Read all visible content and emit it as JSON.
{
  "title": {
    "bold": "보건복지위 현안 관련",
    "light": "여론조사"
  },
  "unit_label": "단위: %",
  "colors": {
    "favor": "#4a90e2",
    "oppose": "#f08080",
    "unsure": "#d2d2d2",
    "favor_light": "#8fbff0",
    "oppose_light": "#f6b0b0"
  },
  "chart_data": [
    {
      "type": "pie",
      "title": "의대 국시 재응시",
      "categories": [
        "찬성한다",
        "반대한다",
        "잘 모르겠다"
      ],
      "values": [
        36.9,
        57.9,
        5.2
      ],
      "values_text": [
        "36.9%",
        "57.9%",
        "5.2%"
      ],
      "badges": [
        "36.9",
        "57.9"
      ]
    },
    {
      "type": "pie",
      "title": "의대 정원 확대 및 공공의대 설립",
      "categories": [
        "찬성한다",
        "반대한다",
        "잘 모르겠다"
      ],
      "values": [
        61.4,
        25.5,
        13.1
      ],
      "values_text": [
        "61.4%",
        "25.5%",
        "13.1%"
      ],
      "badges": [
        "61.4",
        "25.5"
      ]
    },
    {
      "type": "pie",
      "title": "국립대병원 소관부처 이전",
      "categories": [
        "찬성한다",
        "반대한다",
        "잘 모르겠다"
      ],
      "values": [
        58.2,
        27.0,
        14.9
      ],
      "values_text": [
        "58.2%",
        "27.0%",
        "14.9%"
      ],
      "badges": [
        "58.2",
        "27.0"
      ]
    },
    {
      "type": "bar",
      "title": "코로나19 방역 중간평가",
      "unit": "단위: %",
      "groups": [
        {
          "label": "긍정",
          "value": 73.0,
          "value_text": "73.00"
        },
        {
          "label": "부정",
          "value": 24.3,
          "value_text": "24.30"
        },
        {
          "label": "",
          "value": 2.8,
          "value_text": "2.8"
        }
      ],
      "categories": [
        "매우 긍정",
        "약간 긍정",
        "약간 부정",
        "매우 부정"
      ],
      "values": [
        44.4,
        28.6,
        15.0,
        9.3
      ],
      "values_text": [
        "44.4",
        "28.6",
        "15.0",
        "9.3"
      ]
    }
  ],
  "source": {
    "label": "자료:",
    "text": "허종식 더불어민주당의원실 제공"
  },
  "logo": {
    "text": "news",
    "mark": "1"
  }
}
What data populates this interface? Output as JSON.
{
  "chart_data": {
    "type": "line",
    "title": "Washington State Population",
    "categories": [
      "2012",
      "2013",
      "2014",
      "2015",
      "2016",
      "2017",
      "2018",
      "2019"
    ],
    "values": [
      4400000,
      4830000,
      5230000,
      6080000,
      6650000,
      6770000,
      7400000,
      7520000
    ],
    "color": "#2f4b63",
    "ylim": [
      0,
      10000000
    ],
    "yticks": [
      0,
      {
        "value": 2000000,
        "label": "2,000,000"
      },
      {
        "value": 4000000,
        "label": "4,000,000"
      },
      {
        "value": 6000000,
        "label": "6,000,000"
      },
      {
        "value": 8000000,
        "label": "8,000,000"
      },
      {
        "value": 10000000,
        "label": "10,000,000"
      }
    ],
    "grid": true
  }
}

What needs to be done:
Using the material above, copy every line in which the string "title" occurs.

Output:
  "title": {
      "title": "의대 국시 재응시",
      "title": "의대 정원 확대 및 공공의대 설립",
      "title": "국립대병원 소관부처 이전",
      "title": "코로나19 방역 중간평가",
    "title": "Washington State Population",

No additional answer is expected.